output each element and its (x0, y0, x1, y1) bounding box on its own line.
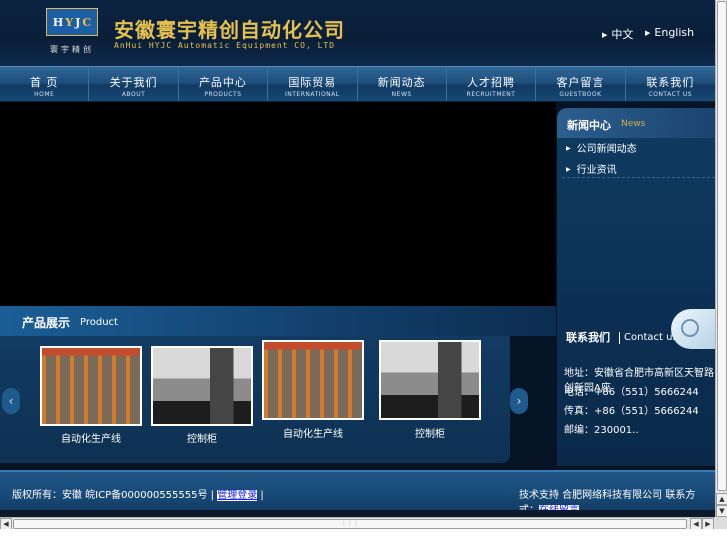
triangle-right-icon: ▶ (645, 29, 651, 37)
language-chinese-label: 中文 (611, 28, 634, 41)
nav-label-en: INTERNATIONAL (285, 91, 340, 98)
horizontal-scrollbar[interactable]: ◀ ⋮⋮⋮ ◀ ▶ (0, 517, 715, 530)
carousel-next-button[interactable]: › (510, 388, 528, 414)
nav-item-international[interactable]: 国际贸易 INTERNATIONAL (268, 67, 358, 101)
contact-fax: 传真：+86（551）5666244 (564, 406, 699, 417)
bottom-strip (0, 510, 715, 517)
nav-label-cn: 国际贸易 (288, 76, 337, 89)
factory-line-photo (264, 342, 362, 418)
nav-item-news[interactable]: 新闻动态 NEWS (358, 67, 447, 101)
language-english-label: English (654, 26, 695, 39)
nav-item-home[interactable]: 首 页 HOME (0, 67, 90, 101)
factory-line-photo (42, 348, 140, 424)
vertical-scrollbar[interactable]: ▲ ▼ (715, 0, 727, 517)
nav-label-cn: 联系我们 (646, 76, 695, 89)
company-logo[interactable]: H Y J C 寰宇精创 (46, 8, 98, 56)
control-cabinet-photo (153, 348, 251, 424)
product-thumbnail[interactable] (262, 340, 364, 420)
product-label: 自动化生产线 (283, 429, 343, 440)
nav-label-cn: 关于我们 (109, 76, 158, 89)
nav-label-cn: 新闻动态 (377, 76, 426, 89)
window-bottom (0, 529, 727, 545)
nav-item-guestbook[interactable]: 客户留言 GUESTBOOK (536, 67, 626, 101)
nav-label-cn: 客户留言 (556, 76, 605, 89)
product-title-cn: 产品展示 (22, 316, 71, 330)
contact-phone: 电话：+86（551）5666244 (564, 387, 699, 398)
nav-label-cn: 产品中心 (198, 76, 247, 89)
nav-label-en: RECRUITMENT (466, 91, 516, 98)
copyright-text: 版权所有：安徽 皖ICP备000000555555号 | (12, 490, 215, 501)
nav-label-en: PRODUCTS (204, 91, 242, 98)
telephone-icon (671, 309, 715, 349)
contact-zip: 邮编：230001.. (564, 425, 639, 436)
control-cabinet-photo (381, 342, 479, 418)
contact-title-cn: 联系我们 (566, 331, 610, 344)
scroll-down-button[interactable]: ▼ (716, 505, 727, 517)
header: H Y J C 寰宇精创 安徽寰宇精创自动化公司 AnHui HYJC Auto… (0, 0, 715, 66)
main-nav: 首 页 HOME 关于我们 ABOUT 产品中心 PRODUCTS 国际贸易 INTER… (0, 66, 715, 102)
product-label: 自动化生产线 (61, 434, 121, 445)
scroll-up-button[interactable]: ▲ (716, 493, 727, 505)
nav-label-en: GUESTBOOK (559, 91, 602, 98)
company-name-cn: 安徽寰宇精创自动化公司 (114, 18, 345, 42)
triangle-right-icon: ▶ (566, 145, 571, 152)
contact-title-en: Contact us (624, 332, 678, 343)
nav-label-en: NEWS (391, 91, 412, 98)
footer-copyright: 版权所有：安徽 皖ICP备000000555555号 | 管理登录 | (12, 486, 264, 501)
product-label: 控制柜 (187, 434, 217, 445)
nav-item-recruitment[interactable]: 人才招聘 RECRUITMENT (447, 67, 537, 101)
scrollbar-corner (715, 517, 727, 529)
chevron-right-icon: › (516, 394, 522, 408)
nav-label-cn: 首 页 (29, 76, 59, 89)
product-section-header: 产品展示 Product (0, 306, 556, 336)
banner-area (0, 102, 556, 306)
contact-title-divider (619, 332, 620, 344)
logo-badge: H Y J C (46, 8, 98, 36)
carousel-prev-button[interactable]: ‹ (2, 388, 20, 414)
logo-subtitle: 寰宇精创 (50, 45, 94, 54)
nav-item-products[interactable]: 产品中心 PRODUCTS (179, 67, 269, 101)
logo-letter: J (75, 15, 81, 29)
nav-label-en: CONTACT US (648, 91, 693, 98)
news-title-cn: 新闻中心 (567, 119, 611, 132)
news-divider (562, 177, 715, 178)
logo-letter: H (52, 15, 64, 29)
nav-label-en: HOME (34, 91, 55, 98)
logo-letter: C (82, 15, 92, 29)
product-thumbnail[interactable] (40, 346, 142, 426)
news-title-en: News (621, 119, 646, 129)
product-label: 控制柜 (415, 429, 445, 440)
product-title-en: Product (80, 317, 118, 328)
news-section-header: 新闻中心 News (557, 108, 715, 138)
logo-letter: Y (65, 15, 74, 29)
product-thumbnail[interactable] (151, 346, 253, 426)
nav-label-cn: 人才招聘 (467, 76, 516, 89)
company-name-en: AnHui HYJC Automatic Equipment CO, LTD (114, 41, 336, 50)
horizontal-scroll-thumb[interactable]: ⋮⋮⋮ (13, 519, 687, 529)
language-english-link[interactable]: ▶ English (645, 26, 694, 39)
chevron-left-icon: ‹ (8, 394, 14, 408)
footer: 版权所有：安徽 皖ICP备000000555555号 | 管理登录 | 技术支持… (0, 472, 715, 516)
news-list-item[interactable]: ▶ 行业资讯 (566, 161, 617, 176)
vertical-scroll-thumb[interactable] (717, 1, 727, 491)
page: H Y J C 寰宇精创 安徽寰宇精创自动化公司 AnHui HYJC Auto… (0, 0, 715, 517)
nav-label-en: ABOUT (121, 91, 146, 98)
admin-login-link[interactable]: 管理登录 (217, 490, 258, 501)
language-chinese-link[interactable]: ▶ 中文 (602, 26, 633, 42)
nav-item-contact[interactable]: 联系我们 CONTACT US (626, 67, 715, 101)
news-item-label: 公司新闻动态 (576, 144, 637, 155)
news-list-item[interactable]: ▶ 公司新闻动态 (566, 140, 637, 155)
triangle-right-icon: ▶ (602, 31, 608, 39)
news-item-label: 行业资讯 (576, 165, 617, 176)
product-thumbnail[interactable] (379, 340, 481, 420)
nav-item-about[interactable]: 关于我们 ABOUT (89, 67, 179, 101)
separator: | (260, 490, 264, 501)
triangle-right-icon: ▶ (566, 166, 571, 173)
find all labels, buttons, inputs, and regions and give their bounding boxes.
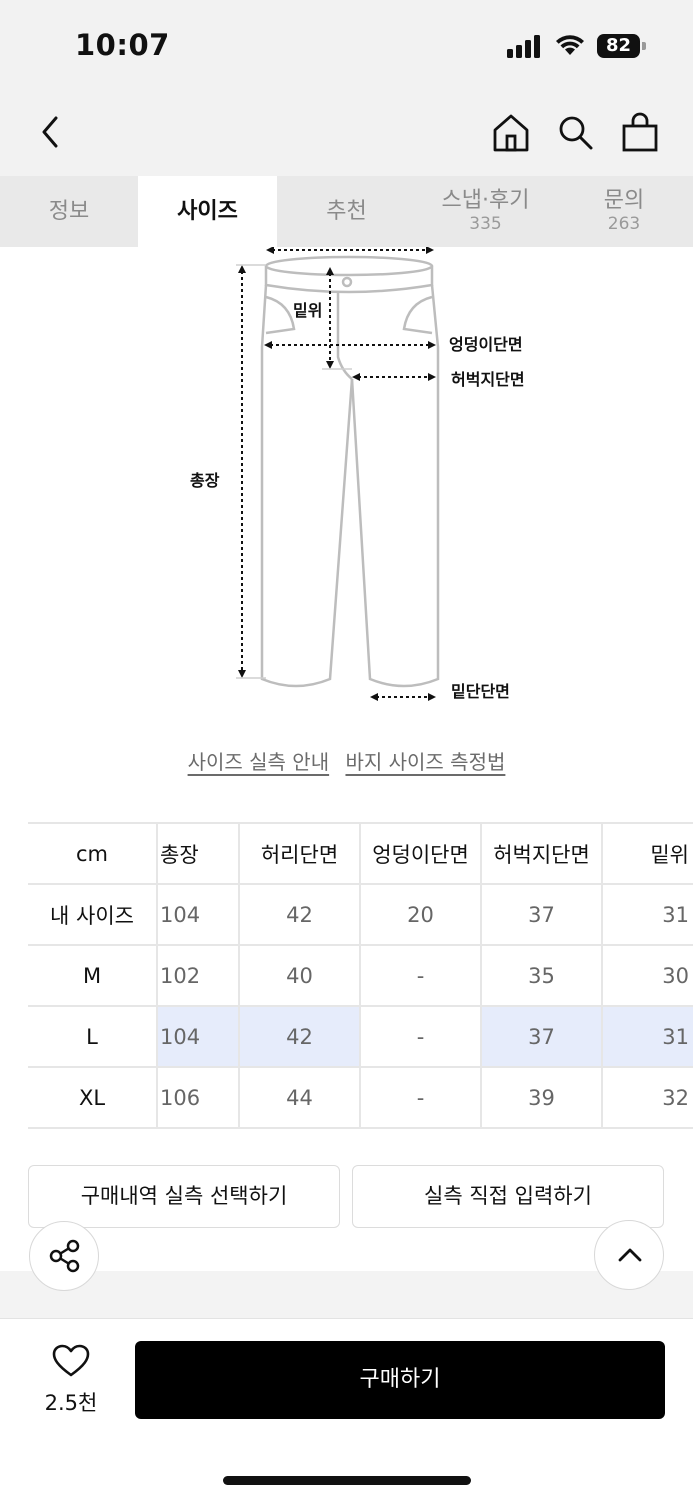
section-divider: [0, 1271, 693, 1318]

> **Written task**
Reproduce the listing above word for word, omitting the pictures.

> **Task answer**
output each element and its (x0, y0, x1, y1) bounding box on its own line.
triangle-right-icon: ▶ (645, 29, 651, 37)
language-chinese-label: 中文 (611, 28, 634, 41)
nav-label-en: INTERNATIONAL (285, 91, 340, 98)
horizontal-scrollbar[interactable]: ◀ ⋮⋮⋮ ◀ ▶ (0, 517, 715, 530)
carousel-next-button[interactable]: › (510, 388, 528, 414)
nav-item-international[interactable]: 国际贸易 INTERNATIONAL (268, 67, 358, 101)
contact-fax: 传真：+86（551）5666244 (564, 406, 699, 417)
bottom-strip (0, 510, 715, 517)
nav-label-cn: 国际贸易 (288, 76, 337, 89)
factory-line-photo (264, 342, 362, 418)
nav-item-news[interactable]: 新闻动态 NEWS (358, 67, 447, 101)
language-english-label: English (654, 26, 695, 39)
nav-item-home[interactable]: 首 页 HOME (0, 67, 90, 101)
factory-line-photo (42, 348, 140, 424)
vertical-scrollbar[interactable]: ▲ ▼ (715, 0, 727, 517)
nav-label-cn: 联系我们 (646, 76, 695, 89)
company-logo[interactable]: H Y J C 寰宇精创 (46, 8, 98, 56)
control-cabinet-photo (153, 348, 251, 424)
product-thumbnail[interactable] (262, 340, 364, 420)
product-label: 自动化生产线 (283, 429, 343, 440)
nav-label-cn: 关于我们 (109, 76, 158, 89)
nav-label-cn: 新闻动态 (377, 76, 426, 89)
window-bottom (0, 529, 727, 545)
nav-item-guestbook[interactable]: 客户留言 GUESTBOOK (536, 67, 626, 101)
nav-label-cn: 客户留言 (556, 76, 605, 89)
product-title-cn: 产品展示 (22, 316, 71, 330)
contact-phone: 电话：+86（551）5666244 (564, 387, 699, 398)
nav-label-cn: 产品中心 (198, 76, 247, 89)
nav-label-en: RECRUITMENT (466, 91, 516, 98)
copyright-text: 版权所有：安徽 皖ICP备000000555555号 | (12, 490, 215, 501)
nav-label-en: PRODUCTS (204, 91, 242, 98)
telephone-icon (671, 309, 715, 349)
contact-zip: 邮编：230001.. (564, 425, 639, 436)
control-cabinet-photo (381, 342, 479, 418)
contact-title-cn: 联系我们 (566, 331, 610, 344)
scroll-down-button[interactable]: ▼ (716, 505, 727, 517)
header: H Y J C 寰宇精创 安徽寰宇精创自动化公司 AnHui HYJC Auto… (0, 0, 715, 66)
main-nav: 首 页 HOME 关于我们 ABOUT 产品中心 PRODUCTS 国际贸易 INTER… (0, 66, 715, 102)
product-label: 自动化生产线 (61, 434, 121, 445)
scroll-up-button[interactable]: ▲ (716, 493, 727, 505)
nav-label-en: GUESTBOOK (559, 91, 602, 98)
company-name-cn: 安徽寰宇精创自动化公司 (114, 18, 345, 42)
triangle-right-icon: ▶ (566, 145, 571, 152)
contact-title-en: Contact us (624, 332, 678, 343)
nav-label-en: NEWS (391, 91, 412, 98)
footer-copyright: 版权所有：安徽 皖ICP备000000555555号 | 管理登录 | (12, 486, 264, 501)
product-label: 控制柜 (187, 434, 217, 445)
nav-item-recruitment[interactable]: 人才招聘 RECRUITMENT (447, 67, 537, 101)
scrollbar-corner (715, 517, 727, 529)
chevron-right-icon: › (516, 394, 522, 408)
nav-label-cn: 首 页 (29, 76, 59, 89)
product-section-header: 产品展示 Product (0, 306, 556, 336)
banner-area (0, 102, 556, 306)
contact-title-divider (619, 332, 620, 344)
logo-badge: H Y J C (46, 8, 98, 36)
carousel-prev-button[interactable]: ‹ (2, 388, 20, 414)
logo-subtitle: 寰宇精创 (50, 45, 94, 54)
nav-item-products[interactable]: 产品中心 PRODUCTS (179, 67, 269, 101)
logo-letter: J (75, 15, 81, 29)
nav-label-en: CONTACT US (648, 91, 693, 98)
news-title-cn: 新闻中心 (567, 119, 611, 132)
news-divider (562, 177, 715, 178)
logo-letter: H (52, 15, 64, 29)
nav-label-en: HOME (34, 91, 55, 98)
logo-letter: C (82, 15, 92, 29)
product-thumbnail[interactable] (40, 346, 142, 426)
news-title-en: News (621, 119, 646, 129)
product-label: 控制柜 (415, 429, 445, 440)
product-title-en: Product (80, 317, 118, 328)
news-section-header: 新闻中心 News (557, 108, 715, 138)
logo-letter: Y (65, 15, 74, 29)
product-thumbnail[interactable] (151, 346, 253, 426)
nav-label-cn: 人才招聘 (467, 76, 516, 89)
company-name-en: AnHui HYJC Automatic Equipment CO, LTD (114, 41, 336, 50)
horizontal-scroll-thumb[interactable]: ⋮⋮⋮ (13, 519, 687, 529)
language-english-link[interactable]: ▶ English (645, 26, 694, 39)
chevron-left-icon: ‹ (8, 394, 14, 408)
footer: 版权所有：安徽 皖ICP备000000555555号 | 管理登录 | 技术支持… (0, 472, 715, 516)
news-list-item[interactable]: ▶ 行业资讯 (566, 161, 617, 176)
vertical-scroll-thumb[interactable] (717, 1, 727, 491)
page: H Y J C 寰宇精创 安徽寰宇精创自动化公司 AnHui HYJC Auto… (0, 0, 715, 517)
nav-label-en: ABOUT (121, 91, 146, 98)
admin-login-link[interactable]: 管理登录 (217, 490, 258, 501)
language-chinese-link[interactable]: ▶ 中文 (602, 26, 633, 42)
nav-item-contact[interactable]: 联系我们 CONTACT US (626, 67, 715, 101)
news-item-label: 公司新闻动态 (576, 144, 637, 155)
news-list-item[interactable]: ▶ 公司新闻动态 (566, 140, 637, 155)
triangle-right-icon: ▶ (602, 31, 608, 39)
news-item-label: 行业资讯 (576, 165, 617, 176)
product-thumbnail[interactable] (379, 340, 481, 420)
nav-item-about[interactable]: 关于我们 ABOUT (89, 67, 179, 101)
separator: | (260, 490, 264, 501)
triangle-right-icon: ▶ (566, 166, 571, 173)
find all labels, buttons, inputs, and regions and give their bounding boxes.
section-divider: [0, 1271, 693, 1318]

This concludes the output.